======== DADOS BRUTOS

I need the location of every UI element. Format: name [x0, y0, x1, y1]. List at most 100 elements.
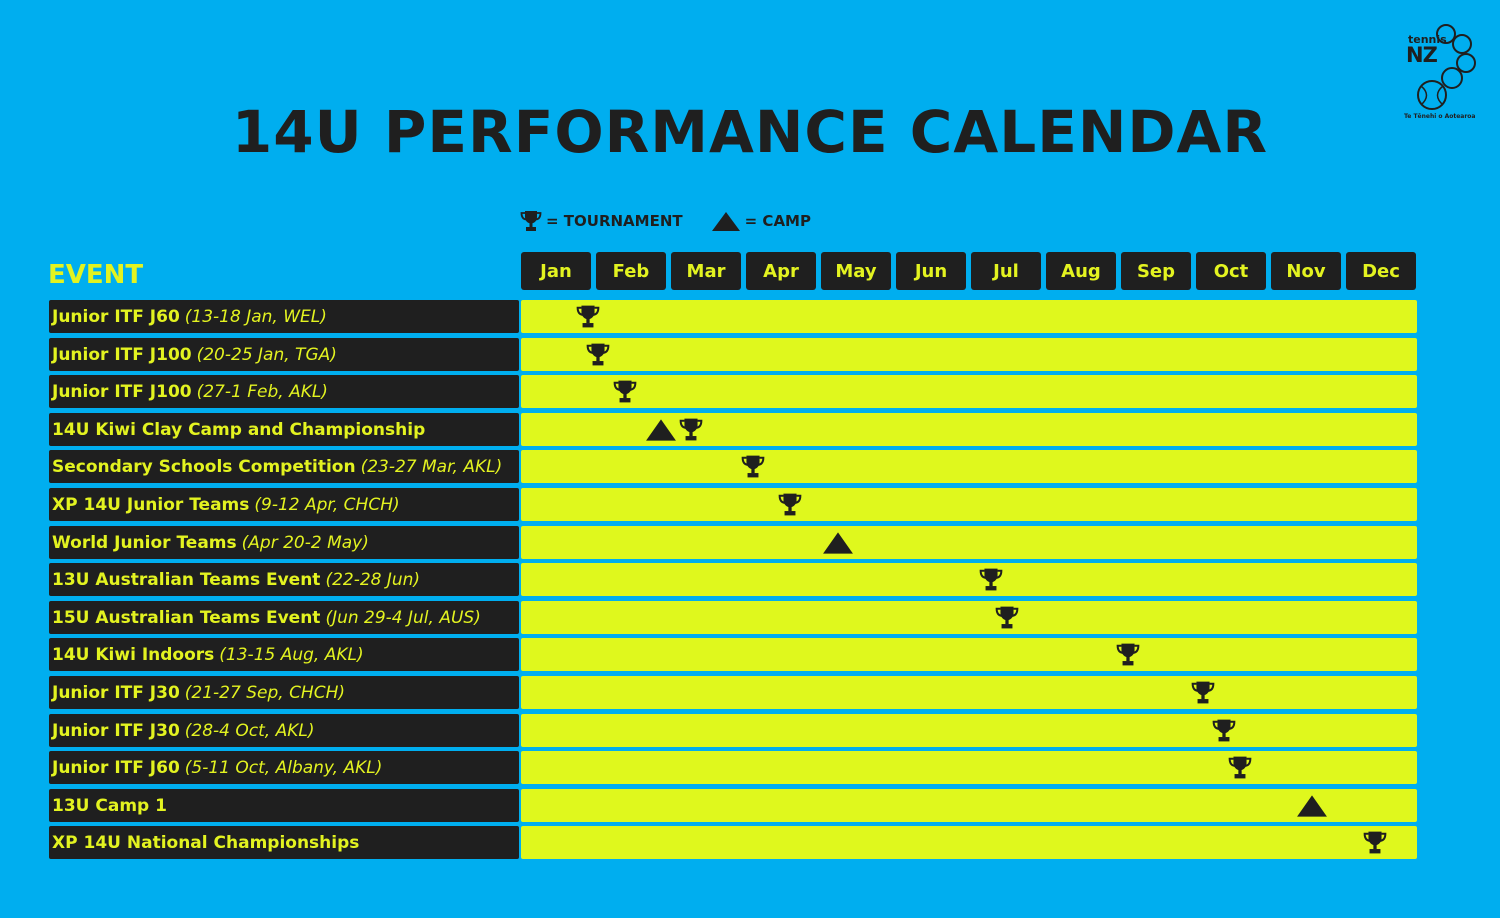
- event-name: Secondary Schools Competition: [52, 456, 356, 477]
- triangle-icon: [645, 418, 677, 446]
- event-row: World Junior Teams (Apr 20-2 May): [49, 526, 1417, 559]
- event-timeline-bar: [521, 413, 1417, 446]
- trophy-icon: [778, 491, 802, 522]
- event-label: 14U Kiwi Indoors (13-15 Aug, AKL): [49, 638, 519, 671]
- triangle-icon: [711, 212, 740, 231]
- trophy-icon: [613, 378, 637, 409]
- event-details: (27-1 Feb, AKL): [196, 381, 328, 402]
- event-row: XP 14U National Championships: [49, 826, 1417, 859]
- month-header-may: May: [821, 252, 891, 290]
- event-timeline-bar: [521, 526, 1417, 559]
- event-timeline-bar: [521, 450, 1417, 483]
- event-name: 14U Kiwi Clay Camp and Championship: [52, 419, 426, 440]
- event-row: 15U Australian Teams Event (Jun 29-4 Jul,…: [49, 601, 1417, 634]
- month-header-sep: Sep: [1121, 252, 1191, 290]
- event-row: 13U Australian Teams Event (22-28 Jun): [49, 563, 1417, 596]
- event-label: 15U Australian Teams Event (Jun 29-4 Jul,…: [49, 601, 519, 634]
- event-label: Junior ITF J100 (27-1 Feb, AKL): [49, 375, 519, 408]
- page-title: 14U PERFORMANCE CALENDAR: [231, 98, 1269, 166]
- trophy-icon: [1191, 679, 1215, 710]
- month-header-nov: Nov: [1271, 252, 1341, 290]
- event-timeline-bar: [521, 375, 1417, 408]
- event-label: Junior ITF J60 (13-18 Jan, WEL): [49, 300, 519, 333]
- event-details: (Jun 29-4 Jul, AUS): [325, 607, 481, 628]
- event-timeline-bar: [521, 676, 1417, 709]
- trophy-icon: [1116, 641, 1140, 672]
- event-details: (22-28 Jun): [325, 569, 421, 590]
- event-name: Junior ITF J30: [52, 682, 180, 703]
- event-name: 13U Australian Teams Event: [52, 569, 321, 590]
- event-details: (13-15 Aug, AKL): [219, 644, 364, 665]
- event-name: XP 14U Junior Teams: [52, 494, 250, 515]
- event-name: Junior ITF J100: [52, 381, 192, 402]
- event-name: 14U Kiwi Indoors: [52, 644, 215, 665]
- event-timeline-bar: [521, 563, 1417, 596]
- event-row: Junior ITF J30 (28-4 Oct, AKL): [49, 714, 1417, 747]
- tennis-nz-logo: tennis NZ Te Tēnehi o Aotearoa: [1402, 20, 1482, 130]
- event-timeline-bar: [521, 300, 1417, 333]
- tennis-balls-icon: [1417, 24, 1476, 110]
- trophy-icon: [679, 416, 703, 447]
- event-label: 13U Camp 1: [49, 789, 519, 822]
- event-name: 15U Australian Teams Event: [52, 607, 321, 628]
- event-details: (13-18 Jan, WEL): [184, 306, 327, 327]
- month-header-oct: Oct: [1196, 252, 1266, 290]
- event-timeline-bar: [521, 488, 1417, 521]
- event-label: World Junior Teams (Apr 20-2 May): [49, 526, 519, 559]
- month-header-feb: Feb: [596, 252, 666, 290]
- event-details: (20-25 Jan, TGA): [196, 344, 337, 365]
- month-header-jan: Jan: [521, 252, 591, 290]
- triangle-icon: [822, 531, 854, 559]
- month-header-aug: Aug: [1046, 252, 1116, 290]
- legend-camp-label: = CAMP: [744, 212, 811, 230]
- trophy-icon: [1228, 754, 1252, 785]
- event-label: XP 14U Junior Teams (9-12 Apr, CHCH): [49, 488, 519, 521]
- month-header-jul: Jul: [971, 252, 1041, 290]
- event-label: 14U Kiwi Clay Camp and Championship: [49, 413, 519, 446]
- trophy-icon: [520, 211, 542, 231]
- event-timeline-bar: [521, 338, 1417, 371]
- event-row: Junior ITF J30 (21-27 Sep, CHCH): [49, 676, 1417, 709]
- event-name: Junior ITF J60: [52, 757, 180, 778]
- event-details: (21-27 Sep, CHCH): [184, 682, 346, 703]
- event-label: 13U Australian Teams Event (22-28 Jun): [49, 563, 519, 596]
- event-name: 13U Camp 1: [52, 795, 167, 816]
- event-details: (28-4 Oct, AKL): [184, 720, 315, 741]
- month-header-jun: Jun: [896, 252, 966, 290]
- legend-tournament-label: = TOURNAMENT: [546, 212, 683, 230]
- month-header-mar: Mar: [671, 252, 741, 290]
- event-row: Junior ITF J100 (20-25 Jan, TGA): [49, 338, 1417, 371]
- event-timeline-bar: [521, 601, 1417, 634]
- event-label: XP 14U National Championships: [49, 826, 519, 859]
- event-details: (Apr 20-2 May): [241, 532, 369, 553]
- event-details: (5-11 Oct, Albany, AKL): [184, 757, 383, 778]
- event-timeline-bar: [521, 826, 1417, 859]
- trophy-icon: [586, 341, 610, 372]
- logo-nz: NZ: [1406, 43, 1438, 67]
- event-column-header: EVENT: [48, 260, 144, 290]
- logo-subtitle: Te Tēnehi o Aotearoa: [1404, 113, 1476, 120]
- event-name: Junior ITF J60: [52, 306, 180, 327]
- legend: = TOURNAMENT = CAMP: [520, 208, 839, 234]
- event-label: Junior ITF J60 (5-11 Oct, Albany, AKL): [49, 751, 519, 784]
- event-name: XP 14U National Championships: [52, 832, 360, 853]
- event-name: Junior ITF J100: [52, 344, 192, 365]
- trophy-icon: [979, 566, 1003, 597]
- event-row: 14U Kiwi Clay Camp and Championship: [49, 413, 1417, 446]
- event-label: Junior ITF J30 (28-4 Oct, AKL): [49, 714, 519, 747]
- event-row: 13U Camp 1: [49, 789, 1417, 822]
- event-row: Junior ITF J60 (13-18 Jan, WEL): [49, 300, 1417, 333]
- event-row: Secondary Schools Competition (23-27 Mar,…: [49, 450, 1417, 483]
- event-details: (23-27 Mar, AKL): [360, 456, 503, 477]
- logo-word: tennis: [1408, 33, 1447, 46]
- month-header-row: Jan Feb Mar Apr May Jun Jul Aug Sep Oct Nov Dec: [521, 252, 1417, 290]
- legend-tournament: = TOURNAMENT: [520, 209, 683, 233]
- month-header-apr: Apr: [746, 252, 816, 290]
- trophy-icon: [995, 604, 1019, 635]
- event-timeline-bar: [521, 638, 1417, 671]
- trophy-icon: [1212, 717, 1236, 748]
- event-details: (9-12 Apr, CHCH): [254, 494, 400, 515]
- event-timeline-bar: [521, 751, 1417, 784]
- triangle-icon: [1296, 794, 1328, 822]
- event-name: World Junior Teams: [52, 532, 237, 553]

================

ENUNCIADO: Reproduza sem nenhuma alteração o trecho que começa na linha que contém "- event-name: Secondary" e termina na linha que contém "- event-name: 15U", incluindo as duas.

RESPOSTA ESPERADA:
- event-name: Secondary Schools Competition: [52, 456, 356, 477]
- triangle-icon: [645, 418, 677, 446]
- event-row: World Junior Teams (Apr 20-2 May): [49, 526, 1417, 559]
- event-timeline-bar: [521, 413, 1417, 446]
- trophy-icon: [778, 491, 802, 522]
- event-label: 14U Kiwi Indoors (13-15 Aug, AKL): [49, 638, 519, 671]
- triangle-icon: [711, 212, 740, 231]
- trophy-icon: [613, 378, 637, 409]
- event-details: (27-1 Feb, AKL): [196, 381, 328, 402]
- event-row: XP 14U National Championships: [49, 826, 1417, 859]
- month-header-may: May: [821, 252, 891, 290]
- event-timeline-bar: [521, 526, 1417, 559]
- event-timeline-bar: [521, 450, 1417, 483]
- event-name: 14U Kiwi Clay Camp and Championship: [52, 419, 426, 440]
- event-row: 15U Australian Teams Event (Jun 29-4 Jul,…: [49, 601, 1417, 634]
- month-header-sep: Sep: [1121, 252, 1191, 290]
- event-row: 13U Australian Teams Event (22-28 Jun): [49, 563, 1417, 596]
- event-label: 15U Australian Teams Event (Jun 29-4 Jul,…: [49, 601, 519, 634]
- event-label: Junior ITF J100 (27-1 Feb, AKL): [49, 375, 519, 408]
- page-title: 14U PERFORMANCE CALENDAR: [231, 98, 1269, 166]
- trophy-icon: [1191, 679, 1215, 710]
- month-header-nov: Nov: [1271, 252, 1341, 290]
- event-timeline-bar: [521, 375, 1417, 408]
- event-label: Junior ITF J60 (13-18 Jan, WEL): [49, 300, 519, 333]
- event-details: (Jun 29-4 Jul, AUS): [325, 607, 481, 628]
- event-timeline-bar: [521, 676, 1417, 709]
- trophy-icon: [1116, 641, 1140, 672]
- event-details: (22-28 Jun): [325, 569, 421, 590]
- event-name: Junior ITF J30: [52, 682, 180, 703]
- event-name: 13U Australian Teams Event: [52, 569, 321, 590]
- event-details: (13-15 Aug, AKL): [219, 644, 364, 665]
- event-name: XP 14U Junior Teams: [52, 494, 250, 515]
- event-name: Junior ITF J100: [52, 381, 192, 402]
- event-name: 14U Kiwi Indoors: [52, 644, 215, 665]
- event-timeline-bar: [521, 563, 1417, 596]
- event-row: Junior ITF J30 (28-4 Oct, AKL): [49, 714, 1417, 747]
- tennis-nz-logo: tennis NZ Te Tēnehi o Aotearoa: [1402, 20, 1482, 130]
- event-timeline-bar: [521, 300, 1417, 333]
- tennis-balls-icon: [1417, 24, 1476, 110]
- trophy-icon: [679, 416, 703, 447]
- event-label: 13U Camp 1: [49, 789, 519, 822]
- event-name: 15U Australian Teams Event: [52, 607, 321, 628]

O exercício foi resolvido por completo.